Determine how many lines contain the string "Extraversion", then reply with that figure only.

········

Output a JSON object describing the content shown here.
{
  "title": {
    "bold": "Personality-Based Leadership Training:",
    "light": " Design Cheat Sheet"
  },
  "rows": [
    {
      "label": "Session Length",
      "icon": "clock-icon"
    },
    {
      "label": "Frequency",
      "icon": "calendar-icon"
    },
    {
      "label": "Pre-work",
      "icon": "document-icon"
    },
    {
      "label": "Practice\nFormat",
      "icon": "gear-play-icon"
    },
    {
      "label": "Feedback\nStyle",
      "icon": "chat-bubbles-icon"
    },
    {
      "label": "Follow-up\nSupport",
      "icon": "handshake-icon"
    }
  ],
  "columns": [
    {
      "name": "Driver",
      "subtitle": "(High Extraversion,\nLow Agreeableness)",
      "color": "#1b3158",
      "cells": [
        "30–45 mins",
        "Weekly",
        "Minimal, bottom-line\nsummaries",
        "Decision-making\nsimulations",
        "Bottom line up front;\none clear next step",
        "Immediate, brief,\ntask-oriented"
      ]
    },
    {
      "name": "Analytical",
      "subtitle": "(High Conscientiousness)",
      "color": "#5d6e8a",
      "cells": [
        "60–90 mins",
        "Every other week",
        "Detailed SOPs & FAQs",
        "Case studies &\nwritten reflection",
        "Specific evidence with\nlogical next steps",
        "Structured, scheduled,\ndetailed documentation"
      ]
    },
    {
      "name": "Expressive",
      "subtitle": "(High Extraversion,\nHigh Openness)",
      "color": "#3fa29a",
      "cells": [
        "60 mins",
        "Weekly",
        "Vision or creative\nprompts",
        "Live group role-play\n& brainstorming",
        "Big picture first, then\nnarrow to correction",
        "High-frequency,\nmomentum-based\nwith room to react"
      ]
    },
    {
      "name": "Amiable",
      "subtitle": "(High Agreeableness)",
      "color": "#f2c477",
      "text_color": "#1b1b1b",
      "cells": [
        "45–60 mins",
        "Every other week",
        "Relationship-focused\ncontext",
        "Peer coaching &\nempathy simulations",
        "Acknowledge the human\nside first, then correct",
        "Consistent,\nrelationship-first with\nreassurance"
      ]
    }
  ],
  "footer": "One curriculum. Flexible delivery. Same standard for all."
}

········

__TASK SOLUTION__
2